Lines of data
* * * * *

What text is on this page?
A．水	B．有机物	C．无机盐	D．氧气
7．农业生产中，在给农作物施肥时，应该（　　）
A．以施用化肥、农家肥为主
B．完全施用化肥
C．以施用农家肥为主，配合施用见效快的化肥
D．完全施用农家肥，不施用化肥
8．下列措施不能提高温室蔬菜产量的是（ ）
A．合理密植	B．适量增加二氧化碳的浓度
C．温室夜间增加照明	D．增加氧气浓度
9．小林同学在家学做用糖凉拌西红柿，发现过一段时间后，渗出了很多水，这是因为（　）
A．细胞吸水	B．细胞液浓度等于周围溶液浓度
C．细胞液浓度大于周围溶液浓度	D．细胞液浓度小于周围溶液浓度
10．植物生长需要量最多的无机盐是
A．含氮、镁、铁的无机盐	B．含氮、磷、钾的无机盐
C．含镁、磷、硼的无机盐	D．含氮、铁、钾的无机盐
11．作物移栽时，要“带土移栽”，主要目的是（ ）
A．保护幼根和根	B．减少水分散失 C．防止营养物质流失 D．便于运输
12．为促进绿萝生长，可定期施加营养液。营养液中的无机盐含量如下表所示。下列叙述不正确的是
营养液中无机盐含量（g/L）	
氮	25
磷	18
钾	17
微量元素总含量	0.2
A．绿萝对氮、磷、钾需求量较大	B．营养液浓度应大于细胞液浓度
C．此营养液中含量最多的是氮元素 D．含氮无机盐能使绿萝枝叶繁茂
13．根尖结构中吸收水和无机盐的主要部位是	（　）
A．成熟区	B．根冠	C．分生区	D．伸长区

* * * * *

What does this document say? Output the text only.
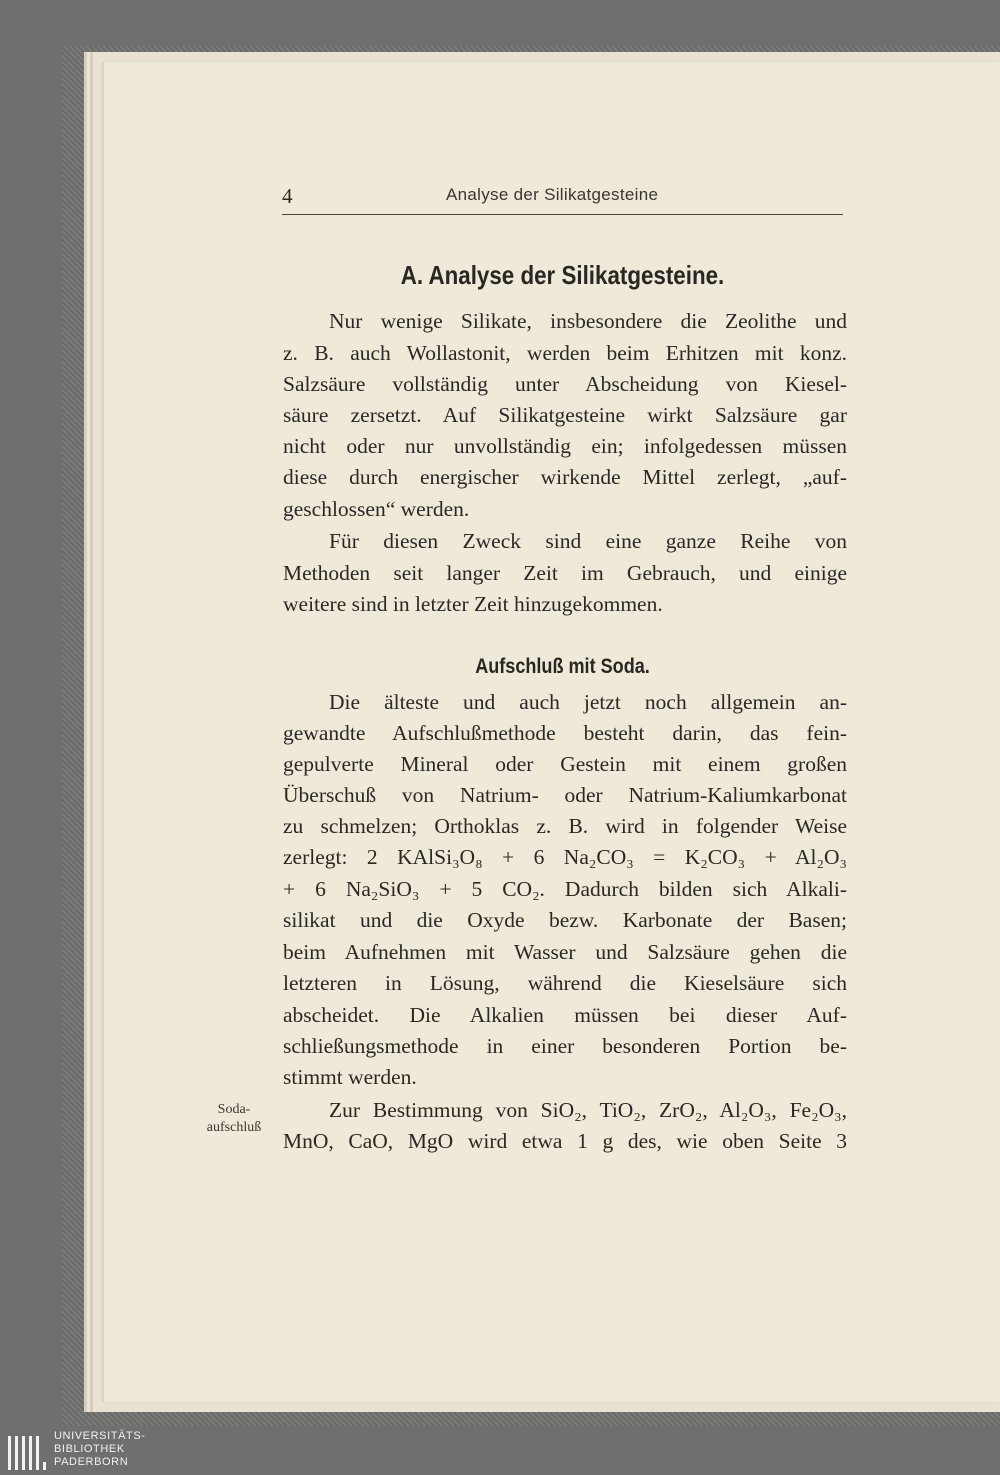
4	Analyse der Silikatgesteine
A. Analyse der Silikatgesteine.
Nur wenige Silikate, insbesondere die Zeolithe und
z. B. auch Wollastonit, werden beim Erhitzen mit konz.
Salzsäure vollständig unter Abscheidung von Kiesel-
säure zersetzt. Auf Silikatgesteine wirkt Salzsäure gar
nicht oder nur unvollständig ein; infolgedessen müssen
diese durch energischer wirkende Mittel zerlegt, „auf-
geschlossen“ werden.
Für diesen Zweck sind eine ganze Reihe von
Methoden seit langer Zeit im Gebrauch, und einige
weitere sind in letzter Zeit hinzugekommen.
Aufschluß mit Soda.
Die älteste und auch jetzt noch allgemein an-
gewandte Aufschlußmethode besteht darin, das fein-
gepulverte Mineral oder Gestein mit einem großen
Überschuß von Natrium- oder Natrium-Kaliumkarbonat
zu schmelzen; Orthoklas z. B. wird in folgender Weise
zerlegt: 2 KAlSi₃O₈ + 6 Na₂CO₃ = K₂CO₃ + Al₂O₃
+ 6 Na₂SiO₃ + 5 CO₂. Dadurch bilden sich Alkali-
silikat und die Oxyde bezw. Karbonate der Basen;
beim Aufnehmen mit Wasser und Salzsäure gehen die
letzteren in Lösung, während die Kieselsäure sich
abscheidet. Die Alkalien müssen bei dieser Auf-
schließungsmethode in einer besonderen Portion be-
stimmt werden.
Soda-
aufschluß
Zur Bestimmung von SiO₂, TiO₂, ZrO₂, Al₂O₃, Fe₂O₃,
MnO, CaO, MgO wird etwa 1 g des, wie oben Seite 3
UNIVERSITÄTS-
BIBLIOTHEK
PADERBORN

* * * * *

→ TASK PROMPT
Gather all the lines that include the word "Zeit" and copy them out.

→ TASK RESPONSE
Methoden seit langer Zeit im Gebrauch, und einige
weitere sind in letzter Zeit hinzugekommen.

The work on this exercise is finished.